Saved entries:
*** Begin section ***

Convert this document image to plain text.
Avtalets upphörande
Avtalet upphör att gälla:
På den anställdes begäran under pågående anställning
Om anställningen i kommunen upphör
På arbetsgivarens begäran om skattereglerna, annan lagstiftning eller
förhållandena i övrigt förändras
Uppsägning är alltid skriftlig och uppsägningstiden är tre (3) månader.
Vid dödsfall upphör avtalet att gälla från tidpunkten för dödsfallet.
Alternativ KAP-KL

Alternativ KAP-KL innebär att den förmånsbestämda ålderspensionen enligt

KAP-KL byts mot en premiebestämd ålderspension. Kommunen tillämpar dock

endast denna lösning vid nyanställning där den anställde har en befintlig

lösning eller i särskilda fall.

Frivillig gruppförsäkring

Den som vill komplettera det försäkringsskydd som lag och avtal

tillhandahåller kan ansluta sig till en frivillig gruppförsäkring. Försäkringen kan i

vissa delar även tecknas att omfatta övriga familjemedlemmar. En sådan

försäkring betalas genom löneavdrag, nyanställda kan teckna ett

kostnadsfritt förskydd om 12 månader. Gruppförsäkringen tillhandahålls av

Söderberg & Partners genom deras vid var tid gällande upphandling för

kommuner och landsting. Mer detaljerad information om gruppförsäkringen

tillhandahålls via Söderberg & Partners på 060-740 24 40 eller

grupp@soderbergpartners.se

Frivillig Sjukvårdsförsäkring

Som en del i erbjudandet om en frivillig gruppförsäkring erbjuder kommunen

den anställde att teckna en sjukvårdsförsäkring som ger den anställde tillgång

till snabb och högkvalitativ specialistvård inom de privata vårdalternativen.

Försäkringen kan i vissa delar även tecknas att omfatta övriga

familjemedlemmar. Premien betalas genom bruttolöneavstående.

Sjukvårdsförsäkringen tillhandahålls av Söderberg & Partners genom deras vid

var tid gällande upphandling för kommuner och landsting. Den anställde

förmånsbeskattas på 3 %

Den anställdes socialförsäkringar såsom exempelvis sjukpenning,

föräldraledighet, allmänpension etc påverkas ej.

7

*** End section ***
*** Begin section ***

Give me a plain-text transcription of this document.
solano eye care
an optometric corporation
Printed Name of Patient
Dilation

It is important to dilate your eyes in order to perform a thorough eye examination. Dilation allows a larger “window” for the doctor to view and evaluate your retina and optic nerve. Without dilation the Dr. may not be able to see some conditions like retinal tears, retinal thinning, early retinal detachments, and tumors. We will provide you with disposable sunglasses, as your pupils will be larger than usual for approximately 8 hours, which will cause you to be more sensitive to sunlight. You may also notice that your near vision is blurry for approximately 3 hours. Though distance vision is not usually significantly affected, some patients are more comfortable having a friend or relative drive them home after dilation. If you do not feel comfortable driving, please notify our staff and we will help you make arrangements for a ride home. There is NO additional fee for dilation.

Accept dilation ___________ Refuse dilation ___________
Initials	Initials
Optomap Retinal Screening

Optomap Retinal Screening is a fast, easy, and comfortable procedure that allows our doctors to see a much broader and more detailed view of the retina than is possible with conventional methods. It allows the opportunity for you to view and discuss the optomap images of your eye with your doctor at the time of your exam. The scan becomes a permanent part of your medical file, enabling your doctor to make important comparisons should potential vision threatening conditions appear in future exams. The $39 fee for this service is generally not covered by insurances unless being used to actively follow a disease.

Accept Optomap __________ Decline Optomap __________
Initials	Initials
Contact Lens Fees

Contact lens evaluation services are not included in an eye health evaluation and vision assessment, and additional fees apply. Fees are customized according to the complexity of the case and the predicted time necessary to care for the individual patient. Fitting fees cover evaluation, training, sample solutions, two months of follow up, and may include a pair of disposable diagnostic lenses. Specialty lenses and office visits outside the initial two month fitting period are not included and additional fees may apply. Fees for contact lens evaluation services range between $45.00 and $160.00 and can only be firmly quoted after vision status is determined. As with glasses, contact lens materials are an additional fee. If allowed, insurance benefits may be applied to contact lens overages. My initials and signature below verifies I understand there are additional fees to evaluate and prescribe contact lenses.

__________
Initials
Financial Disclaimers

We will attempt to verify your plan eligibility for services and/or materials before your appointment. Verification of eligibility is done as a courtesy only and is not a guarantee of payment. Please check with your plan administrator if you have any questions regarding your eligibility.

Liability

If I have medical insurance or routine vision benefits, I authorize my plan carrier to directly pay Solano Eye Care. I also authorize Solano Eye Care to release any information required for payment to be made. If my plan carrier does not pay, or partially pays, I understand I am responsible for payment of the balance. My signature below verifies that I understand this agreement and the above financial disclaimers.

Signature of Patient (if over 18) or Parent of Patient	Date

*** End section ***
*** Begin section ***

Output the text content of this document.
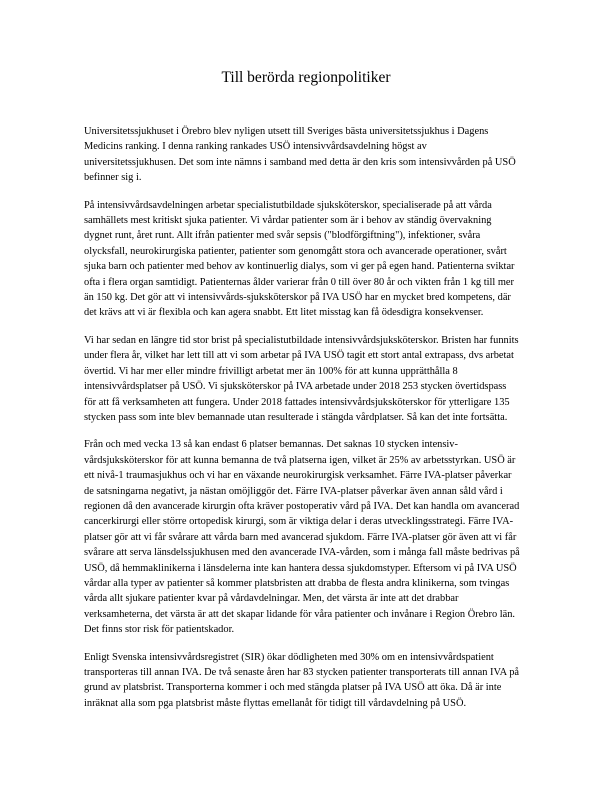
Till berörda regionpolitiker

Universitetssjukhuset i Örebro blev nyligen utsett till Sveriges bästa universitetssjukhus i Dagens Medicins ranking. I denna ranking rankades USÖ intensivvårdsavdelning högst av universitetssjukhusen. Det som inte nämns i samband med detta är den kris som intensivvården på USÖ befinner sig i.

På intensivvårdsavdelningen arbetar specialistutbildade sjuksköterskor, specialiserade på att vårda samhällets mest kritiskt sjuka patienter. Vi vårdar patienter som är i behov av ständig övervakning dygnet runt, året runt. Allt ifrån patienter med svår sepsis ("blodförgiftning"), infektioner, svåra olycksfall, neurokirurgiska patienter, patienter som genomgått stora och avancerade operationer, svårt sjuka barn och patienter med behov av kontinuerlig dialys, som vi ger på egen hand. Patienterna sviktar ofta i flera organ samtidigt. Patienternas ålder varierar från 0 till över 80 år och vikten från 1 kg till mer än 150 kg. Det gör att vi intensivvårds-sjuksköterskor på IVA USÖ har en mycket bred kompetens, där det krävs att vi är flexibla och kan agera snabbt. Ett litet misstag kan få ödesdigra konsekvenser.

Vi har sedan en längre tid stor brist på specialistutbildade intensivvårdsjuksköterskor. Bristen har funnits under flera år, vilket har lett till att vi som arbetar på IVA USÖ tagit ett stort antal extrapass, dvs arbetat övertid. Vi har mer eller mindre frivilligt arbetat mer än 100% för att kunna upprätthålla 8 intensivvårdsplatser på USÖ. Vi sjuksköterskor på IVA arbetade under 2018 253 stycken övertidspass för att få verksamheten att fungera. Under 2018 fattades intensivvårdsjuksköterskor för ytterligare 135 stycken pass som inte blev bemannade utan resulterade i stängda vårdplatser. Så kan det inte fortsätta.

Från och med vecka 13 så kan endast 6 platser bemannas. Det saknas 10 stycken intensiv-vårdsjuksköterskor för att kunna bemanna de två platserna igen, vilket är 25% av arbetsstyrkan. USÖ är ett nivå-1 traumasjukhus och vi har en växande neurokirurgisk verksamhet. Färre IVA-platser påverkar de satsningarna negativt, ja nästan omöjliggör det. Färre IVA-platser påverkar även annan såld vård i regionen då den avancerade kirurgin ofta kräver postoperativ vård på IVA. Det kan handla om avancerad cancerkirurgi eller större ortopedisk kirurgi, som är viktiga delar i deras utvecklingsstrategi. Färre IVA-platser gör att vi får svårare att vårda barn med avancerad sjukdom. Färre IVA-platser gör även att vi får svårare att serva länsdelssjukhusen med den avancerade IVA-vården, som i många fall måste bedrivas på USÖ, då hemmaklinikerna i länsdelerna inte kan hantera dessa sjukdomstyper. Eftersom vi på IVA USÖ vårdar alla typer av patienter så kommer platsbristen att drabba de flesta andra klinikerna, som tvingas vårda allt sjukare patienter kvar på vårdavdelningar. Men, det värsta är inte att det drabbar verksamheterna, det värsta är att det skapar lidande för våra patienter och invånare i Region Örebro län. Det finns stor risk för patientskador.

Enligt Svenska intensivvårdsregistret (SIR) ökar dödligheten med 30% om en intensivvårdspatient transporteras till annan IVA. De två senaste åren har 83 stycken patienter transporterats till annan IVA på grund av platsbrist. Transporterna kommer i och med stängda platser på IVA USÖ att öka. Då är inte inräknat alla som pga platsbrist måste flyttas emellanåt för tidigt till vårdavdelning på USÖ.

*** End section ***

Task item
Wherever a line holds the word "text", copy that line out of the entries above.

Written answer
Convert this document image to plain text.
Give me a plain-text transcription of this document.
Output the text content of this document.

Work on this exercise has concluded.